PROBLEM REQUIREMENTS » Could you extract every entry below and reproduce it exactly?

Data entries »
******

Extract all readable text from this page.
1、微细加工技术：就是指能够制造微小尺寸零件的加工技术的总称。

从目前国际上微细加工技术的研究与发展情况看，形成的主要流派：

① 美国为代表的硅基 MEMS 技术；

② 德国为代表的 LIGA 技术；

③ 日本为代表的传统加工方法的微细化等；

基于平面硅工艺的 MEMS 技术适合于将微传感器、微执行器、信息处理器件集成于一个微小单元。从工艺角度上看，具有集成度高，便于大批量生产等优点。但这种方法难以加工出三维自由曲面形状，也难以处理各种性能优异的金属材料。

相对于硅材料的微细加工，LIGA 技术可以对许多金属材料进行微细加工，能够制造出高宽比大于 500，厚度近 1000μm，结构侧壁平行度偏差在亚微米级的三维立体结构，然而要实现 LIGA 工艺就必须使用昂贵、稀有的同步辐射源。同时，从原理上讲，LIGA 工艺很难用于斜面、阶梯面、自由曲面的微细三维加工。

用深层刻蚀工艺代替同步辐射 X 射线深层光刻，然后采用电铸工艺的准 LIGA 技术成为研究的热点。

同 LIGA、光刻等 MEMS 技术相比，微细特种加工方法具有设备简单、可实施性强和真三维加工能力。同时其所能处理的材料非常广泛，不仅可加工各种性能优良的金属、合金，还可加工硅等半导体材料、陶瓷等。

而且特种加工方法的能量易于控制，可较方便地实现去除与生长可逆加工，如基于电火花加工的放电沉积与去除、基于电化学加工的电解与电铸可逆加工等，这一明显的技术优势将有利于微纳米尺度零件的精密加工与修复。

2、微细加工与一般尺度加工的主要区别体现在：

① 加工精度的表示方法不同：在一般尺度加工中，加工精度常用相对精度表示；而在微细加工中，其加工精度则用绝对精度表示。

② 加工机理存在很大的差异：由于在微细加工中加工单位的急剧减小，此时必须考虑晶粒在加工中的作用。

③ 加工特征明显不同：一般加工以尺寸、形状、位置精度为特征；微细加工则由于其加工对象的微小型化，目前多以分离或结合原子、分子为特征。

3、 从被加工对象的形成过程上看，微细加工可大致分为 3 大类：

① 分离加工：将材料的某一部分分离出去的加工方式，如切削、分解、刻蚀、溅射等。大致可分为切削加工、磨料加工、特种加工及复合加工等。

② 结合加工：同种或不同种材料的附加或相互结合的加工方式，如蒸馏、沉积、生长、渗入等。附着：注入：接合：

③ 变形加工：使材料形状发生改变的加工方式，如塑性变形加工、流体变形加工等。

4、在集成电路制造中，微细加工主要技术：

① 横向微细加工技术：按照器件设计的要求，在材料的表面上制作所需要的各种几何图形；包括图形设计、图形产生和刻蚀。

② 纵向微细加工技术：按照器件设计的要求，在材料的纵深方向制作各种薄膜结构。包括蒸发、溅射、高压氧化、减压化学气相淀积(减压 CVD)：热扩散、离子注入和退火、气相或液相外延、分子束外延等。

******

FULL ANSWER »
Extract all readable text from this page.
1、微细加工技术：就是指能够制造微小尺寸零件的加工技术的总称。

从目前国际上微细加工技术的研究与发展情况看，形成的主要流派：

① 美国为代表的硅基 MEMS 技术；

② 德国为代表的 LIGA 技术；

③ 日本为代表的传统加工方法的微细化等；

基于平面硅工艺的 MEMS 技术适合于将微传感器、微执行器、信息处理器件集成于一个微小单元。从工艺角度上看，具有集成度高，便于大批量生产等优点。但这种方法难以加工出三维自由曲面形状，也难以处理各种性能优异的金属材料。

相对于硅材料的微细加工，LIGA 技术可以对许多金属材料进行微细加工，能够制造出高宽比大于 500，厚度近 1000μm，结构侧壁平行度偏差在亚微米级的三维立体结构，然而要实现 LIGA 工艺就必须使用昂贵、稀有的同步辐射源。同时，从原理上讲，LIGA 工艺很难用于斜面、阶梯面、自由曲面的微细三维加工。

用深层刻蚀工艺代替同步辐射 X 射线深层光刻，然后采用电铸工艺的准 LIGA 技术成为研究的热点。

同 LIGA、光刻等 MEMS 技术相比，微细特种加工方法具有设备简单、可实施性强和真三维加工能力。同时其所能处理的材料非常广泛，不仅可加工各种性能优良的金属、合金，还可加工硅等半导体材料、陶瓷等。

而且特种加工方法的能量易于控制，可较方便地实现去除与生长可逆加工，如基于电火花加工的放电沉积与去除、基于电化学加工的电解与电铸可逆加工等，这一明显的技术优势将有利于微纳米尺度零件的精密加工与修复。

2、微细加工与一般尺度加工的主要区别体现在：

① 加工精度的表示方法不同：在一般尺度加工中，加工精度常用相对精度表示；而在微细加工中，其加工精度则用绝对精度表示。

② 加工机理存在很大的差异：由于在微细加工中加工单位的急剧减小，此时必须考虑晶粒在加工中的作用。

③ 加工特征明显不同：一般加工以尺寸、形状、位置精度为特征；微细加工则由于其加工对象的微小型化，目前多以分离或结合原子、分子为特征。

3、 从被加工对象的形成过程上看，微细加工可大致分为 3 大类：

① 分离加工：将材料的某一部分分离出去的加工方式，如切削、分解、刻蚀、溅射等。大致可分为切削加工、磨料加工、特种加工及复合加工等。

② 结合加工：同种或不同种材料的附加或相互结合的加工方式，如蒸馏、沉积、生长、渗入等。附着：注入：接合：

③ 变形加工：使材料形状发生改变的加工方式，如塑性变形加工、流体变形加工等。

4、在集成电路制造中，微细加工主要技术：

① 横向微细加工技术：按照器件设计的要求，在材料的表面上制作所需要的各种几何图形；包括图形设计、图形产生和刻蚀。

② 纵向微细加工技术：按照器件设计的要求，在材料的纵深方向制作各种薄膜结构。包括蒸发、溅射、高压氧化、减压化学气相淀积(减压 CVD)：热扩散、离子注入和退火、气相或液相外延、分子束外延等。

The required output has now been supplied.